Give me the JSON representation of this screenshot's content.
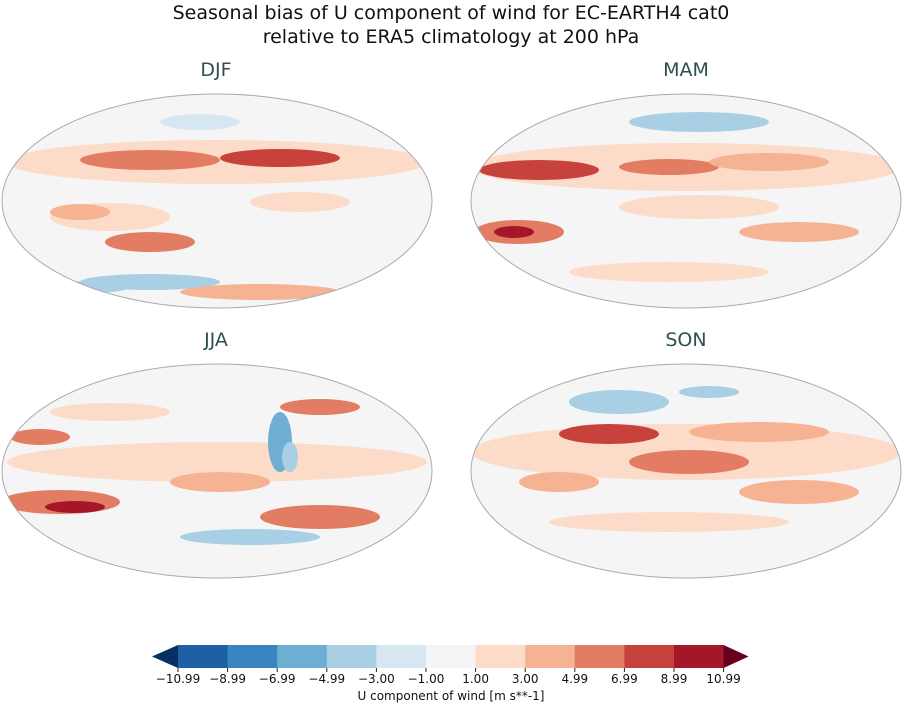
{
  "title": {
    "line1": "Seasonal bias of U component of wind for EC-EARTH4 cat0",
    "line2": "relative to ERA5 climatology at 200 hPa"
  },
  "panels": [
    {
      "label": "DJF"
    },
    {
      "label": "MAM"
    },
    {
      "label": "JJA"
    },
    {
      "label": "SON"
    }
  ],
  "colorbar": {
    "label": "U component of wind [m s**-1]",
    "ticks": [
      "−10.99",
      "−8.99",
      "−6.99",
      "−4.99",
      "−3.00",
      "−1.00",
      "1.00",
      "3.00",
      "4.99",
      "6.99",
      "8.99",
      "10.99"
    ],
    "colors": [
      "#053061",
      "#1f5fa6",
      "#3985c0",
      "#6eaed3",
      "#a9cfe5",
      "#d6e7f1",
      "#f5f5f5",
      "#fcdbc8",
      "#f5b394",
      "#e27c63",
      "#c8423d",
      "#a51728",
      "#67001f"
    ],
    "extend": "both"
  }
}
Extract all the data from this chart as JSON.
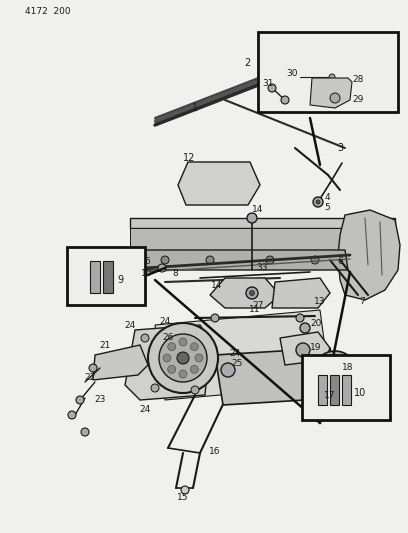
{
  "bg_color": "#f0f0ec",
  "line_color": "#1a1a1a",
  "figsize": [
    4.08,
    5.33
  ],
  "dpi": 100,
  "header": "4172  200"
}
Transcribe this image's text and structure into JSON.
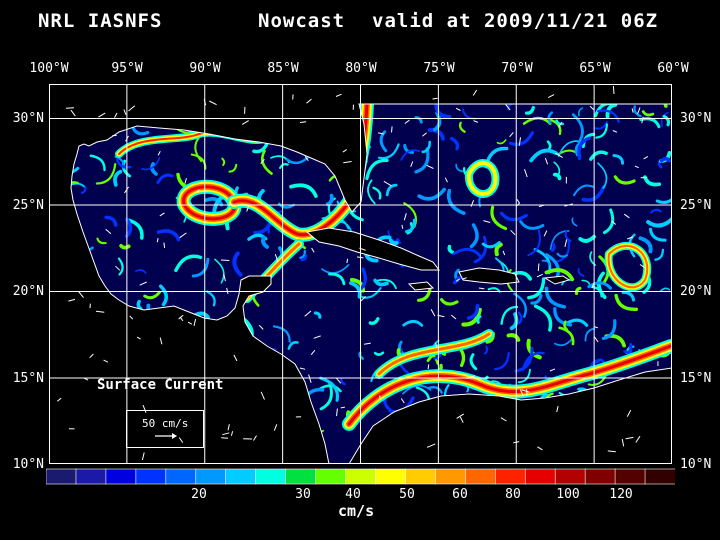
{
  "title": {
    "model": "NRL IASNFS",
    "product": "Nowcast",
    "valid": "valid at 2009/11/21 06Z"
  },
  "map": {
    "lon_labels": [
      "100°W",
      "95°W",
      "90°W",
      "85°W",
      "80°W",
      "75°W",
      "70°W",
      "65°W",
      "60°W"
    ],
    "lat_labels": [
      "30°N",
      "25°N",
      "20°N",
      "15°N",
      "10°N"
    ],
    "ocean_color": "#00004e",
    "land_color": "#000000",
    "coastline_color": "#ffffff"
  },
  "legend": {
    "variable": "Surface Current",
    "reference_vector": "50 cm/s",
    "reference_icon": "arrow-icon",
    "colorbar_labels": [
      "20",
      "30",
      "40",
      "50",
      "60",
      "80",
      "100",
      "120"
    ],
    "units": "cm/s",
    "colorbar_colors": [
      "#1a1a6e",
      "#1a1aa6",
      "#0000e0",
      "#0033ff",
      "#0066ff",
      "#0099ff",
      "#00ccff",
      "#00ffe0",
      "#00e040",
      "#66ff00",
      "#ccff00",
      "#ffff00",
      "#ffcc00",
      "#ff9900",
      "#ff6600",
      "#ff2200",
      "#e60000",
      "#b30000",
      "#800000",
      "#550000",
      "#330000"
    ]
  }
}
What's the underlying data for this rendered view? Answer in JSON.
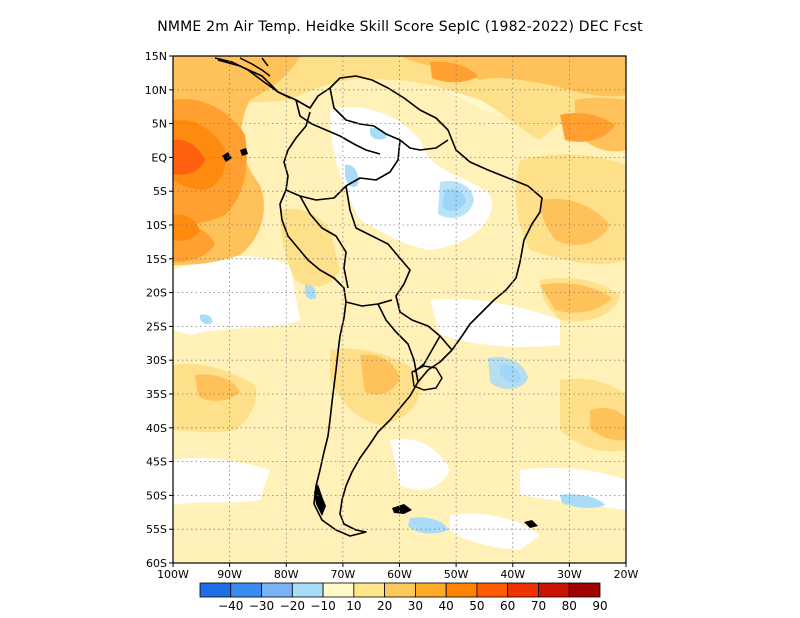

════════════════

Repeat exactly the lines from the one holding "Transcribe this image's" through the last line of the entries, both included; the pictures do not belong in the copy.

Exercise answer -
Transcribe this image's text and structure into JSON.
{
  "title": {
    "model": "NRL IASNFS",
    "product": "Nowcast",
    "valid": "valid at 2009/11/21 06Z"
  },
  "map": {
    "lon_labels": [
      "100°W",
      "95°W",
      "90°W",
      "85°W",
      "80°W",
      "75°W",
      "70°W",
      "65°W",
      "60°W"
    ],
    "lat_labels": [
      "30°N",
      "25°N",
      "20°N",
      "15°N",
      "10°N"
    ],
    "ocean_color": "#00004e",
    "land_color": "#000000",
    "coastline_color": "#ffffff"
  },
  "legend": {
    "variable": "Surface Current",
    "reference_vector": "50 cm/s",
    "reference_icon": "arrow-icon",
    "colorbar_labels": [
      "20",
      "30",
      "40",
      "50",
      "60",
      "80",
      "100",
      "120"
    ],
    "units": "cm/s",
    "colorbar_colors": [
      "#1a1a6e",
      "#1a1aa6",
      "#0000e0",
      "#0033ff",
      "#0066ff",
      "#0099ff",
      "#00ccff",
      "#00ffe0",
      "#00e040",
      "#66ff00",
      "#ccff00",
      "#ffff00",
      "#ffcc00",
      "#ff9900",
      "#ff6600",
      "#ff2200",
      "#e60000",
      "#b30000",
      "#800000",
      "#550000",
      "#330000"
    ]
  }
}
What's the underlying data for this rendered view? Answer in JSON.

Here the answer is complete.